• **Task to carry out**
In the following material, identify every line holding the string "value" and return it.

################

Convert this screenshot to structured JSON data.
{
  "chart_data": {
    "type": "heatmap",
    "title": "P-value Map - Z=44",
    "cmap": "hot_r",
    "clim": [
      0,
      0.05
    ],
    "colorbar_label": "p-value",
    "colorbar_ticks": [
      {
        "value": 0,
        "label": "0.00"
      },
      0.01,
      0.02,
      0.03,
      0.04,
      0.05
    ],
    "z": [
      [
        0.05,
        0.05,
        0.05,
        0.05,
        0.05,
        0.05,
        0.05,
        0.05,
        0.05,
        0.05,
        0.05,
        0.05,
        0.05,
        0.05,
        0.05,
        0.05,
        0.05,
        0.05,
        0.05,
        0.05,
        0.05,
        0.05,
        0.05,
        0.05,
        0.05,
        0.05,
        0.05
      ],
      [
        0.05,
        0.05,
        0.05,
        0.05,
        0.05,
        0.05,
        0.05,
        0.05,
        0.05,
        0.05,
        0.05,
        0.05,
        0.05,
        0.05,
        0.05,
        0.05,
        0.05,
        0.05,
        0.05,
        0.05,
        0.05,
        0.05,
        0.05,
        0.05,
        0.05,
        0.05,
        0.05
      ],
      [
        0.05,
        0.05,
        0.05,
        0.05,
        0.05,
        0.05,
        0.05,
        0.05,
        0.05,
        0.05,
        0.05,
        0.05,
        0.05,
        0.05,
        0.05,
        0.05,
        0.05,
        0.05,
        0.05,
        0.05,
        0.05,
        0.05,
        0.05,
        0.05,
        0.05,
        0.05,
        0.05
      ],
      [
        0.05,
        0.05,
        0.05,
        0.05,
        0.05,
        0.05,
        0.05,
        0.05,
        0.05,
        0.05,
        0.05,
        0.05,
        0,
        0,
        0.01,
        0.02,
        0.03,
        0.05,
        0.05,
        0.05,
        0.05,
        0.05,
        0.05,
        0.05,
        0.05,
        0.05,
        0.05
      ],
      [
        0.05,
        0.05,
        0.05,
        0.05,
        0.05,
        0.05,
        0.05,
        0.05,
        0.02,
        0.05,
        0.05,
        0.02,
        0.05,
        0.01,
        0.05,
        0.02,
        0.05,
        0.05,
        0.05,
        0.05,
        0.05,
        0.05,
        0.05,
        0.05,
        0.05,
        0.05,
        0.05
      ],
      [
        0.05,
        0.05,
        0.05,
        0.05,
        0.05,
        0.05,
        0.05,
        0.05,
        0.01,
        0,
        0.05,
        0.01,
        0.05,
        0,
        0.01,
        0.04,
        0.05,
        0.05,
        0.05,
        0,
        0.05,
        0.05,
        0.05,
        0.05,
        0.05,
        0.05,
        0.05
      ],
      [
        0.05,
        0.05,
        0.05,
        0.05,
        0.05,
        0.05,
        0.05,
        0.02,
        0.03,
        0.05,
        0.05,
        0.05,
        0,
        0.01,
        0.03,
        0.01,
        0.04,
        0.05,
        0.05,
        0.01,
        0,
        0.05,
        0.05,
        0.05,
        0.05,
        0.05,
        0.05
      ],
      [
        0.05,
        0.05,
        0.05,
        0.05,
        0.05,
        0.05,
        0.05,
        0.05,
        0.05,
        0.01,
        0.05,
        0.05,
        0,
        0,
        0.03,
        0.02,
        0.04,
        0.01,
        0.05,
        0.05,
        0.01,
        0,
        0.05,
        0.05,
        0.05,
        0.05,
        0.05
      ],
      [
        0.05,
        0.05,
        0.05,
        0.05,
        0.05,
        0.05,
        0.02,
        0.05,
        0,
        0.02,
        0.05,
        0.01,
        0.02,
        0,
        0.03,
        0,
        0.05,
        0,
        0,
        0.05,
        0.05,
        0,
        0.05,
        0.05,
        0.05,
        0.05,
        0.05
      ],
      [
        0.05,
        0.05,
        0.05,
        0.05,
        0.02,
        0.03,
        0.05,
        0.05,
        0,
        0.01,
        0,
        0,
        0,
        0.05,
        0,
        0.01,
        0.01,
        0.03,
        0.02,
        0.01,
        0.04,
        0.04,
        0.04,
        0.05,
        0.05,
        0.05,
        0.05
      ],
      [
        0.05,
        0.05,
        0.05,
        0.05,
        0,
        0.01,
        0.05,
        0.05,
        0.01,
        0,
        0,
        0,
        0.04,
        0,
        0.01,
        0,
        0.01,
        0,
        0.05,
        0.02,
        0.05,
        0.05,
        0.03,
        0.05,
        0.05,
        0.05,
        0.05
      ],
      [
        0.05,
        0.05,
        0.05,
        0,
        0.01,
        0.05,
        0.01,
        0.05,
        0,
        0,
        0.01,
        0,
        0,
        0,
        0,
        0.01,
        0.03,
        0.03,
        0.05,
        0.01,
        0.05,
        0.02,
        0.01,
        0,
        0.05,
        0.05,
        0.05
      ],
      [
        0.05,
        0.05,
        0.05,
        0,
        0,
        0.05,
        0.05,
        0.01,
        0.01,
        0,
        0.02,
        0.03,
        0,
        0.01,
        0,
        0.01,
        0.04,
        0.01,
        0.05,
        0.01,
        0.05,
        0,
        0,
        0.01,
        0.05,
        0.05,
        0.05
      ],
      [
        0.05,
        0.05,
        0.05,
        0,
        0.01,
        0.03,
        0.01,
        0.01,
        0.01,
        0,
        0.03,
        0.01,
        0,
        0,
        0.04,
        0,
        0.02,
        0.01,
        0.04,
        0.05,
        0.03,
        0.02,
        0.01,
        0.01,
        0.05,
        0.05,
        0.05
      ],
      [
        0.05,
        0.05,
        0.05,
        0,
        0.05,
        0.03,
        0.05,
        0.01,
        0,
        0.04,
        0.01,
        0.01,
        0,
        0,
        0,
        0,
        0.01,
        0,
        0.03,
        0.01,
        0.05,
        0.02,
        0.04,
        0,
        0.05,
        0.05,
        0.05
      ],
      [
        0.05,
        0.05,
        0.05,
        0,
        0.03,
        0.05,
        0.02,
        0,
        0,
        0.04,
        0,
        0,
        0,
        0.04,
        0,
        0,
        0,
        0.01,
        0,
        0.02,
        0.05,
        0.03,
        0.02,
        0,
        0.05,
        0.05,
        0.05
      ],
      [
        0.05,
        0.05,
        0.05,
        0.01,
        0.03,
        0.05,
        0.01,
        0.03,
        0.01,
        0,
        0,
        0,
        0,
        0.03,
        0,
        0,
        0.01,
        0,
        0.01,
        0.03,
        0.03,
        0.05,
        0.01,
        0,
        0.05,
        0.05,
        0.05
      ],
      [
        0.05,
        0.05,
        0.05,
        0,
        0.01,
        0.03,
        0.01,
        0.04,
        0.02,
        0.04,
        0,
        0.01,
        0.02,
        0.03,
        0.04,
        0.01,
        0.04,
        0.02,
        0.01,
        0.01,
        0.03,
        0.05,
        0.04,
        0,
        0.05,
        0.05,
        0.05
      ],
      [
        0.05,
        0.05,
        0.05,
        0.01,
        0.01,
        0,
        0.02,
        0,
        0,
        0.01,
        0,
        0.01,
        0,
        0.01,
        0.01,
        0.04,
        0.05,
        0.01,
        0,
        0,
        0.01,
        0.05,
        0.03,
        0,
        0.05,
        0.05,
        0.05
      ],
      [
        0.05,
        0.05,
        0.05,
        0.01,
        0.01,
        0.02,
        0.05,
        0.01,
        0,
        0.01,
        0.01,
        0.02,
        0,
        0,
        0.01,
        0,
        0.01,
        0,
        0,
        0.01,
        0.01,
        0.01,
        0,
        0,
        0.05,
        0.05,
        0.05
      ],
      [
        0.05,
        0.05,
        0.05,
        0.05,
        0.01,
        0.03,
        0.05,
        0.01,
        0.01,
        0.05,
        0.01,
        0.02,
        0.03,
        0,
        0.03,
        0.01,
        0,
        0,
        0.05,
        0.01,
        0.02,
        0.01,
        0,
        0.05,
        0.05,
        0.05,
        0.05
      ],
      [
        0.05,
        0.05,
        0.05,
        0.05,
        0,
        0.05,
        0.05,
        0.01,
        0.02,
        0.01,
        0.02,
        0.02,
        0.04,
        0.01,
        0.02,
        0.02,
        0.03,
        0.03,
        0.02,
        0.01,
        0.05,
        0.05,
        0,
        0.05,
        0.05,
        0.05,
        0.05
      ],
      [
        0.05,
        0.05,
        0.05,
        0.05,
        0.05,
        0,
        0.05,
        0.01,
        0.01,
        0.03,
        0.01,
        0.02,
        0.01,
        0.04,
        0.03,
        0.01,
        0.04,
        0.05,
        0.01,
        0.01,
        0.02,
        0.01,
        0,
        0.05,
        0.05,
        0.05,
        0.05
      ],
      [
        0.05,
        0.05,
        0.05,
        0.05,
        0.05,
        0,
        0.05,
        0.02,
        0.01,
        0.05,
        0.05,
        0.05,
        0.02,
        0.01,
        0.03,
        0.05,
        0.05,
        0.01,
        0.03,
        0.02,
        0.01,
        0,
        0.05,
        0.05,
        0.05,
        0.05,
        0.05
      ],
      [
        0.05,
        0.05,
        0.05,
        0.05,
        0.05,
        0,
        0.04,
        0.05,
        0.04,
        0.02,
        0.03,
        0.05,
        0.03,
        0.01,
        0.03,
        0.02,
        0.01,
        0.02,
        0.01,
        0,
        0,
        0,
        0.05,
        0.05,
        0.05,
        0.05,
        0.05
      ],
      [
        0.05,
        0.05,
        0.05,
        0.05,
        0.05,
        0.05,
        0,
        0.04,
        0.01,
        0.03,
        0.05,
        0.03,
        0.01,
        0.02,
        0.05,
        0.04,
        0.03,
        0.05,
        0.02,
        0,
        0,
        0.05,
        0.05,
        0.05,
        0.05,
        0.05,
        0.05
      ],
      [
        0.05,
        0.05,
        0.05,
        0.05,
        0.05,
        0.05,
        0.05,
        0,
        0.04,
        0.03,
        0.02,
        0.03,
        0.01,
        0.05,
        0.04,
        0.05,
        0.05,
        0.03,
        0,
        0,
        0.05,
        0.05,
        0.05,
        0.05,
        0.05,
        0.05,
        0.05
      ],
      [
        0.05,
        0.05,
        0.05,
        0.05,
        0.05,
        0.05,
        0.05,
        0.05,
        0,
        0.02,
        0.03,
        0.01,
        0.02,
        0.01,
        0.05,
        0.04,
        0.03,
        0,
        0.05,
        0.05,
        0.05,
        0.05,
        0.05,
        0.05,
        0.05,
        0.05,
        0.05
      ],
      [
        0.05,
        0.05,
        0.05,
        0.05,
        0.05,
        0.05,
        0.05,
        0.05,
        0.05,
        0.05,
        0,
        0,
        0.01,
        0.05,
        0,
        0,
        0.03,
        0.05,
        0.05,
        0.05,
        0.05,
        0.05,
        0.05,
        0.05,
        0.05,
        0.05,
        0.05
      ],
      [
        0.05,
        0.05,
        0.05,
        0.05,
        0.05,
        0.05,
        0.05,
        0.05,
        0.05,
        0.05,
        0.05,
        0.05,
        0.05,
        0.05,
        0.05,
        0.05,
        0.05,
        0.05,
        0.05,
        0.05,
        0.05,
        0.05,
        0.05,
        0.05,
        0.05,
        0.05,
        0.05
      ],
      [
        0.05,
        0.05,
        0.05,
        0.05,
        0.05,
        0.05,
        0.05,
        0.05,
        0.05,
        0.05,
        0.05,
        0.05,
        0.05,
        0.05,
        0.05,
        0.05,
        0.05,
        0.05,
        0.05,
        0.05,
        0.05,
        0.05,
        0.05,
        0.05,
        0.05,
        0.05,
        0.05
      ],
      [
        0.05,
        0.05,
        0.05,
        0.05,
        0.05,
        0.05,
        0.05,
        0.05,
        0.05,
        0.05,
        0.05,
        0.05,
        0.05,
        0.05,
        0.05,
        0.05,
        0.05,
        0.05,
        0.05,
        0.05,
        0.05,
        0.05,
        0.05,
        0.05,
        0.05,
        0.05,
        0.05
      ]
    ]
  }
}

################

• **Response to this exercise**
    "title": "P-value Map - Z=44",
    "colorbar_label": "p-value",
        "value": 0,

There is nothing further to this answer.